DESCRIPTION OF THE TASK →
Your job is to retype all of the data word for word, leaving every image out.

+++

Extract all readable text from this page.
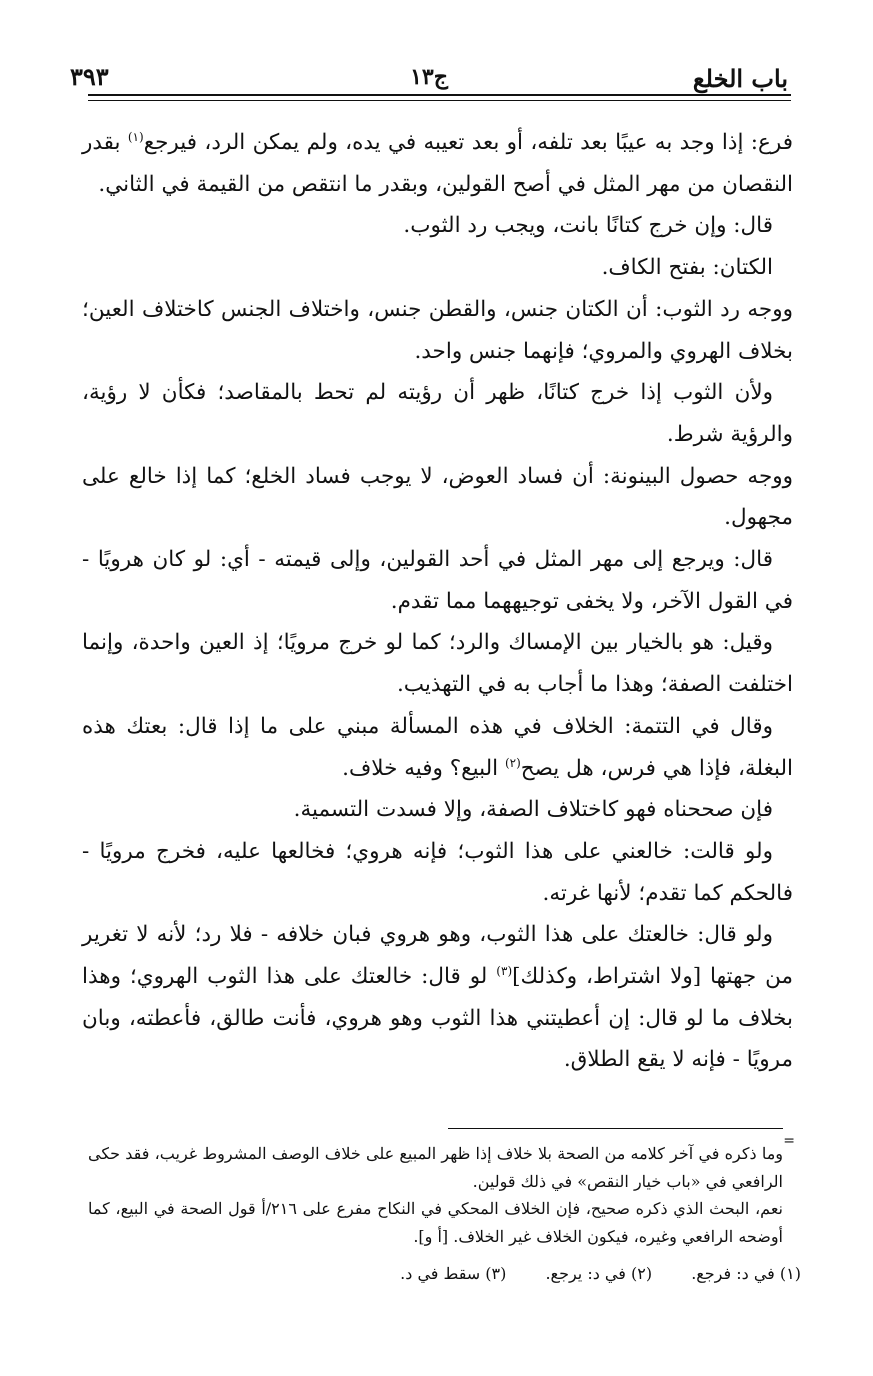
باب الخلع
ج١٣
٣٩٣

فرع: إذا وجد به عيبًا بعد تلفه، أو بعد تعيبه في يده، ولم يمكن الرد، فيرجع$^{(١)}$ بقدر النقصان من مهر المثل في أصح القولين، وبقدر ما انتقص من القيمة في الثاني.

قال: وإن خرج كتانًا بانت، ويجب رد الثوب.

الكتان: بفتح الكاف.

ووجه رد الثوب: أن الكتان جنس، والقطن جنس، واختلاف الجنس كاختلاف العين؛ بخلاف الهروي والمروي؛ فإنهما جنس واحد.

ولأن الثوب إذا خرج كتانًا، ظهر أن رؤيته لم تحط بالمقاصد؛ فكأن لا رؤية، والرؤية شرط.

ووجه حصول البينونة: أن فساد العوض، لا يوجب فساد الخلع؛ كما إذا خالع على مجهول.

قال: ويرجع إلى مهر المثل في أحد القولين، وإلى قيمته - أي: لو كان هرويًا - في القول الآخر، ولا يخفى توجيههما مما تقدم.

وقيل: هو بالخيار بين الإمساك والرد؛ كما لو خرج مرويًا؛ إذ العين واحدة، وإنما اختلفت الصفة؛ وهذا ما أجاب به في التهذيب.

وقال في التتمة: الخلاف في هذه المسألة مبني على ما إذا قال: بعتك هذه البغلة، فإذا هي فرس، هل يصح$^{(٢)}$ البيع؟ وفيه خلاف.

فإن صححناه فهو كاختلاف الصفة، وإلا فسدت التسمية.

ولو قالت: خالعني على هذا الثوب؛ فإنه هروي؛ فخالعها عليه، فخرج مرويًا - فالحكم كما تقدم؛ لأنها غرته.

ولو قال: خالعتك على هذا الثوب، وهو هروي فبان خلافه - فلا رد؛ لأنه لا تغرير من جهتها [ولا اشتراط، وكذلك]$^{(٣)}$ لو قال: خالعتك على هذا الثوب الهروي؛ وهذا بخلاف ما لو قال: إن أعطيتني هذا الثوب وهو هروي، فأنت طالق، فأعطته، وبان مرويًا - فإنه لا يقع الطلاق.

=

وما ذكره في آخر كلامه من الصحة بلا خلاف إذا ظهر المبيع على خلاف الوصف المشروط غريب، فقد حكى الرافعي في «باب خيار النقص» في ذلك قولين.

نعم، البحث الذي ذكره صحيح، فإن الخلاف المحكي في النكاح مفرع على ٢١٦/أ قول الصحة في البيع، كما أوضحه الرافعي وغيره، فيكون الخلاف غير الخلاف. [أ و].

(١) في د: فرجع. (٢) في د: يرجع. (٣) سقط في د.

+++

EXERCISE OUTPUT →
Extract all readable text from this page.
باب الخلع
ج١٣
٣٩٣

فرع: إذا وجد به عيبًا بعد تلفه، أو بعد تعيبه في يده، ولم يمكن الرد، فيرجع$^{(١)}$ بقدر النقصان من مهر المثل في أصح القولين، وبقدر ما انتقص من القيمة في الثاني.

قال: وإن خرج كتانًا بانت، ويجب رد الثوب.

الكتان: بفتح الكاف.

ووجه رد الثوب: أن الكتان جنس، والقطن جنس، واختلاف الجنس كاختلاف العين؛ بخلاف الهروي والمروي؛ فإنهما جنس واحد.

ولأن الثوب إذا خرج كتانًا، ظهر أن رؤيته لم تحط بالمقاصد؛ فكأن لا رؤية، والرؤية شرط.

ووجه حصول البينونة: أن فساد العوض، لا يوجب فساد الخلع؛ كما إذا خالع على مجهول.

قال: ويرجع إلى مهر المثل في أحد القولين، وإلى قيمته - أي: لو كان هرويًا - في القول الآخر، ولا يخفى توجيههما مما تقدم.

وقيل: هو بالخيار بين الإمساك والرد؛ كما لو خرج مرويًا؛ إذ العين واحدة، وإنما اختلفت الصفة؛ وهذا ما أجاب به في التهذيب.

وقال في التتمة: الخلاف في هذه المسألة مبني على ما إذا قال: بعتك هذه البغلة، فإذا هي فرس، هل يصح$^{(٢)}$ البيع؟ وفيه خلاف.

فإن صححناه فهو كاختلاف الصفة، وإلا فسدت التسمية.

ولو قالت: خالعني على هذا الثوب؛ فإنه هروي؛ فخالعها عليه، فخرج مرويًا - فالحكم كما تقدم؛ لأنها غرته.

ولو قال: خالعتك على هذا الثوب، وهو هروي فبان خلافه - فلا رد؛ لأنه لا تغرير من جهتها [ولا اشتراط، وكذلك]$^{(٣)}$ لو قال: خالعتك على هذا الثوب الهروي؛ وهذا بخلاف ما لو قال: إن أعطيتني هذا الثوب وهو هروي، فأنت طالق، فأعطته، وبان مرويًا - فإنه لا يقع الطلاق.

=

وما ذكره في آخر كلامه من الصحة بلا خلاف إذا ظهر المبيع على خلاف الوصف المشروط غريب، فقد حكى الرافعي في «باب خيار النقص» في ذلك قولين.

نعم، البحث الذي ذكره صحيح، فإن الخلاف المحكي في النكاح مفرع على ٢١٦/أ قول الصحة في البيع، كما أوضحه الرافعي وغيره، فيكون الخلاف غير الخلاف. [أ و].

(١) في د: فرجع. (٢) في د: يرجع. (٣) سقط في د.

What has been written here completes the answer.